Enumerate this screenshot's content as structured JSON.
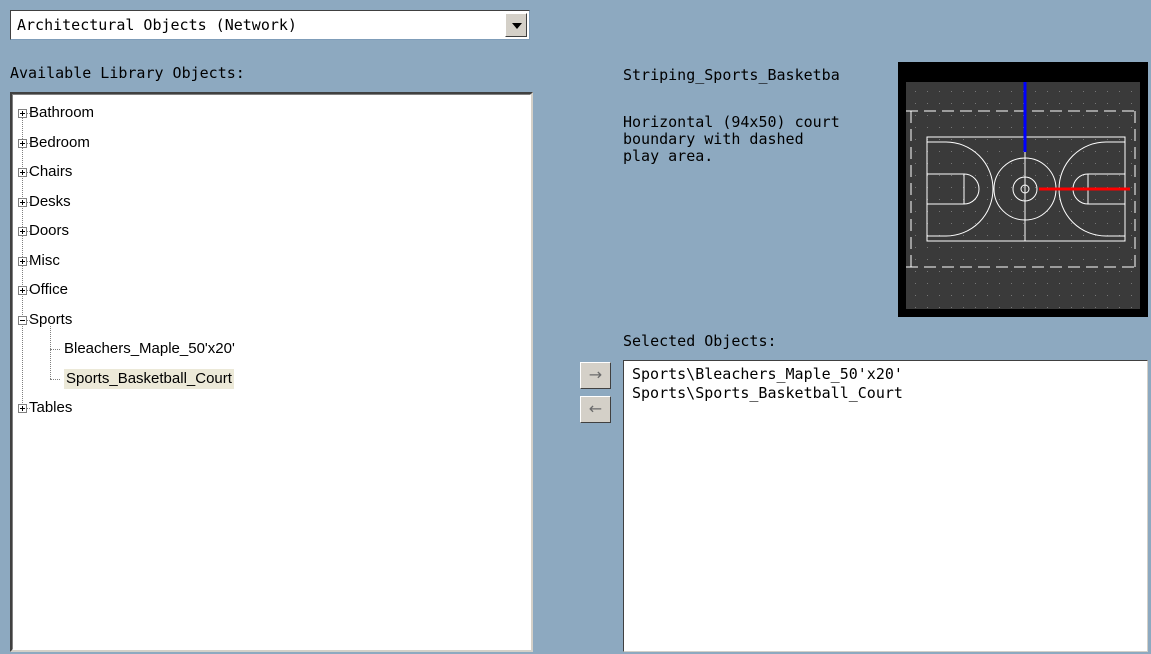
{
  "dropdown": {
    "value": "Architectural Objects (Network)"
  },
  "labels": {
    "available": "Available Library Objects:",
    "selected": "Selected Objects:"
  },
  "tree": [
    {
      "label": "Bathroom",
      "expanded": false
    },
    {
      "label": "Bedroom",
      "expanded": false
    },
    {
      "label": "Chairs",
      "expanded": false
    },
    {
      "label": "Desks",
      "expanded": false
    },
    {
      "label": "Doors",
      "expanded": false
    },
    {
      "label": "Misc",
      "expanded": false
    },
    {
      "label": "Office",
      "expanded": false
    },
    {
      "label": "Sports",
      "expanded": true,
      "children": [
        "Bleachers_Maple_50'x20'",
        "Sports_Basketball_Court"
      ]
    },
    {
      "label": "Tables",
      "expanded": false
    }
  ],
  "preview": {
    "name": "Striping_Sports_Basketba",
    "description_lines": [
      "Horizontal (94x50) court",
      "boundary with dashed",
      "play area."
    ]
  },
  "buttons": {
    "add": "→",
    "remove": "←"
  },
  "selected_objects": [
    "Sports\\Bleachers_Maple_50'x20'",
    "Sports\\Sports_Basketball_Court"
  ],
  "colors": {
    "background": "#8da9c0",
    "preview_bg": "#3a3a3a",
    "axis_y": "#0000ff",
    "axis_x": "#ff0000"
  }
}
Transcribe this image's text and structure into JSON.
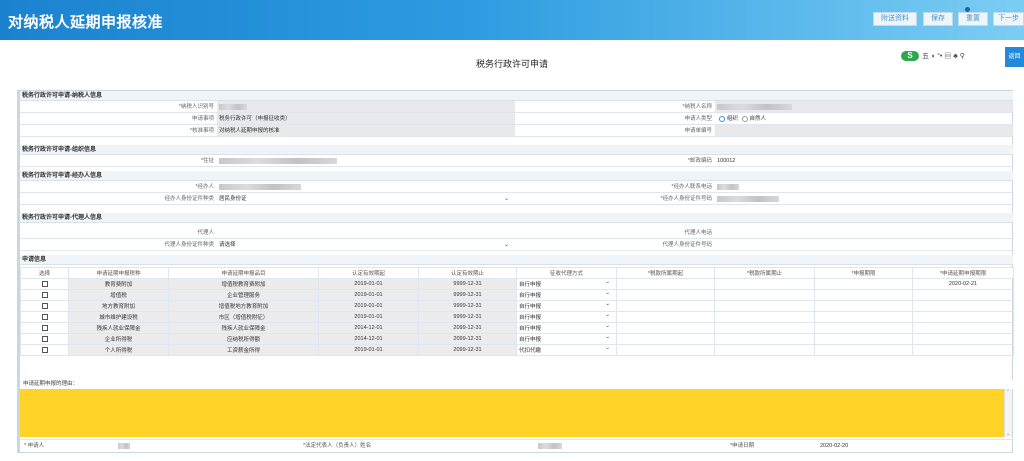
{
  "header": {
    "title": "对纳税人延期申报核准",
    "buttons": {
      "attachments": "附送资料",
      "save": "保存",
      "reset": "重置",
      "next": "下一步"
    }
  },
  "page_title": "税务行政许可申请",
  "toolbar": {
    "badge": "S",
    "glyphs": "五 ◗ °• ▤ ♣ ⚲",
    "back_button": "返回"
  },
  "taxpayer": {
    "section": "税务行政许可申请-纳税人信息",
    "id_label": "*纳税人识别号",
    "name_label": "*纳税人名称",
    "item_label": "申请事项",
    "item_value": "税务行政许可（申报征收类）",
    "type_label": "申请人类型",
    "type_options": [
      "组织",
      "自然人"
    ],
    "approval_label": "*核准事项",
    "approval_value": "对纳税人延期申报的核准",
    "doc_label": "申请单编号"
  },
  "org": {
    "section": "税务行政许可申请-组织信息",
    "address_label": "*住址",
    "postcode_label": "*邮政编码",
    "postcode_value": "100012"
  },
  "agent": {
    "section": "税务行政许可申请-经办人信息",
    "name_label": "*经办人",
    "phone_label": "*经办人联系电话",
    "idtype_label": "经办人身份证件种类",
    "idtype_value": "居民身份证",
    "idno_label": "*经办人身份证件号码"
  },
  "proxy": {
    "section": "税务行政许可申请-代理人信息",
    "name_label": "代理人",
    "phone_label": "代理人电话",
    "idtype_label": "代理人身份证件种类",
    "idtype_value": "请选择",
    "idno_label": "代理人身份证件号码"
  },
  "apply": {
    "section": "申请信息",
    "columns": [
      "选择",
      "申请延期申报税种",
      "申请延期申报品目",
      "认定有效期起",
      "认定有效期止",
      "征收代理方式",
      "*税款所属期起",
      "*税款所属期止",
      "*申报期限",
      "*申请延期申报期限"
    ],
    "rows": [
      {
        "tax": "教育费附加",
        "item": "增值税教育费附加",
        "start": "2019-01-01",
        "end": "9999-12-31",
        "mode": "自行申报",
        "deadline": "2020-02-21"
      },
      {
        "tax": "增值税",
        "item": "企业管理服务",
        "start": "2019-01-01",
        "end": "9999-12-31",
        "mode": "自行申报",
        "deadline": ""
      },
      {
        "tax": "地方教育附加",
        "item": "增值税地方教育附加",
        "start": "2019-01-01",
        "end": "9999-12-31",
        "mode": "自行申报",
        "deadline": ""
      },
      {
        "tax": "城市维护建设税",
        "item": "市区（增值税附征）",
        "start": "2019-01-01",
        "end": "9999-12-31",
        "mode": "自行申报",
        "deadline": ""
      },
      {
        "tax": "残疾人就业保障金",
        "item": "残疾人就业保障金",
        "start": "2014-12-01",
        "end": "2099-12-31",
        "mode": "自行申报",
        "deadline": ""
      },
      {
        "tax": "企业所得税",
        "item": "应纳税所得额",
        "start": "2014-12-01",
        "end": "2099-12-31",
        "mode": "自行申报",
        "deadline": ""
      },
      {
        "tax": "个人所得税",
        "item": "工资薪金所得",
        "start": "2019-01-01",
        "end": "2099-12-31",
        "mode": "代扣代缴",
        "deadline": ""
      }
    ],
    "reason_label": "申请延期申报的理由："
  },
  "footer": {
    "applicant_label": "* 申请人",
    "legal_label": "*法定代表人（负责人）姓名",
    "date_label": "*申请日期",
    "date_value": "2020-02-20"
  },
  "colors": {
    "header_start": "#1b82cf",
    "header_end": "#7ccdf3",
    "reason_fill": "#ffd427",
    "accent": "#2389db"
  }
}
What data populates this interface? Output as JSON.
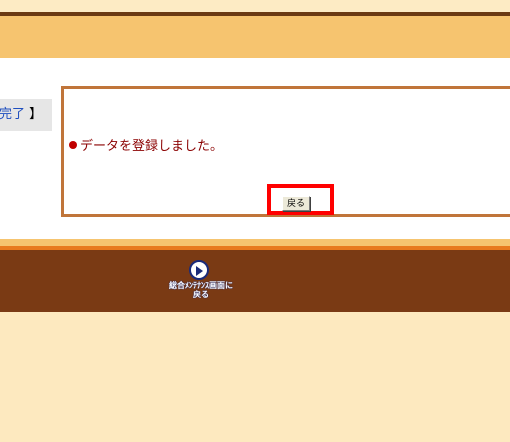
{
  "header": {},
  "page": {
    "title_tab_visible": "完了",
    "title_tab_close": "】"
  },
  "message": {
    "text": "データを登録しました。"
  },
  "actions": {
    "back_label": "戻る"
  },
  "footer": {
    "menu_link_line1": "総合ﾒﾝﾃﾅﾝｽ画面に",
    "menu_link_line2": "戻る"
  },
  "colors": {
    "accent_band": "#f6c46f",
    "dark_brown": "#7a3a14",
    "message_border": "#c0753a",
    "message_text": "#8b0000",
    "highlight": "#ff0000"
  }
}
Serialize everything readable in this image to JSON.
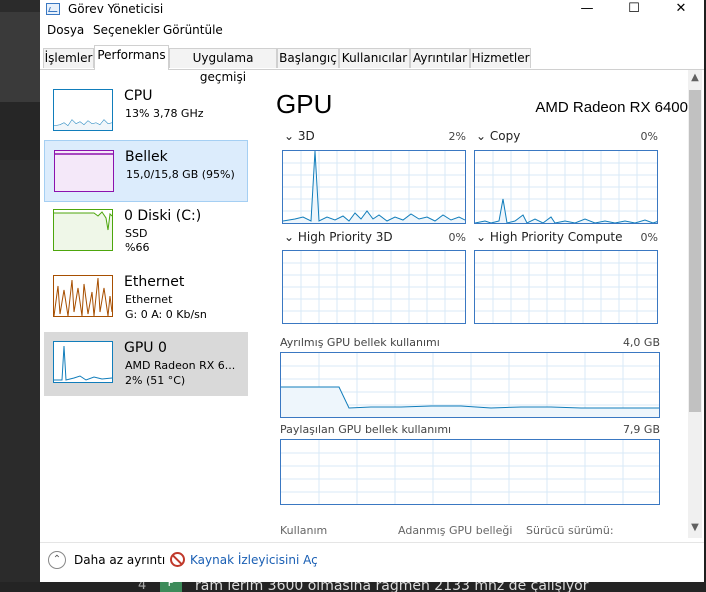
{
  "window": {
    "title": "Görev Yöneticisi",
    "controls": [
      "—",
      "☐",
      "✕"
    ]
  },
  "menu": [
    "Dosya",
    "Seçenekler",
    "Görüntüle"
  ],
  "tabs": [
    "İşlemler",
    "Performans",
    "Uygulama geçmişi",
    "Başlangıç",
    "Kullanıcılar",
    "Ayrıntılar",
    "Hizmetler"
  ],
  "active_tab": "Performans",
  "sidebar": {
    "items": [
      {
        "name": "CPU",
        "line1": "13%  3,78 GHz",
        "line2": "",
        "line3": ""
      },
      {
        "name": "Bellek",
        "line1": "15,0/15,8 GB (95%)",
        "line2": "",
        "line3": ""
      },
      {
        "name": "0 Diski (C:)",
        "line1": "SSD",
        "line2": "%66",
        "line3": ""
      },
      {
        "name": "Ethernet",
        "line1": "Ethernet",
        "line2": "G: 0  A: 0 Kb/sn",
        "line3": ""
      },
      {
        "name": "GPU 0",
        "line1": "AMD Radeon RX 6...",
        "line2": "2%  (51 °C)",
        "line3": ""
      }
    ]
  },
  "main": {
    "title": "GPU",
    "model": "AMD Radeon RX 6400",
    "engines": [
      {
        "label": "3D",
        "percent": "2%",
        "expand_icon": "chevron-down"
      },
      {
        "label": "Copy",
        "percent": "0%",
        "expand_icon": "chevron-down"
      },
      {
        "label": "High Priority 3D",
        "percent": "0%",
        "expand_icon": "chevron-down"
      },
      {
        "label": "High Priority Compute",
        "percent": "0%",
        "expand_icon": "chevron-down"
      }
    ],
    "dedicated": {
      "label": "Ayrılmış GPU bellek kullanımı",
      "max": "4,0 GB"
    },
    "shared": {
      "label": "Paylaşılan GPU bellek kullanımı",
      "max": "7,9 GB"
    },
    "stats": [
      "Kullanım",
      "Adanmış GPU belleği",
      "Sürücü sürümü:"
    ]
  },
  "footer": {
    "fewer_details": "Daha az ayrıntı",
    "resource_monitor": "Kaynak İzleyicisini Aç"
  },
  "background": {
    "text": "ram lerim 3600 olmasına rağmen 2133 mhz de çalışıyor",
    "num": "4",
    "avatar": "P"
  },
  "colors": {
    "cpu": "#117dbb",
    "memory": "#8b12ae",
    "disk": "#4da60c",
    "ethernet": "#a74f01",
    "gpu": "#117dbb",
    "selected_light": "#dcecfc",
    "selected_gray": "#d9d9d9",
    "link": "#1a5fb4"
  }
}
-- -- --
**Given exercise**
From the entries above, copy out every line where the string "税务行政许可申请" appears.

**Problem solution**
  "page_title": "税务行政许可申请",
    "section": "税务行政许可申请-纳税人信息",
    "section": "税务行政许可申请-组织信息",
    "section": "税务行政许可申请-经办人信息",
    "section": "税务行政许可申请-代理人信息",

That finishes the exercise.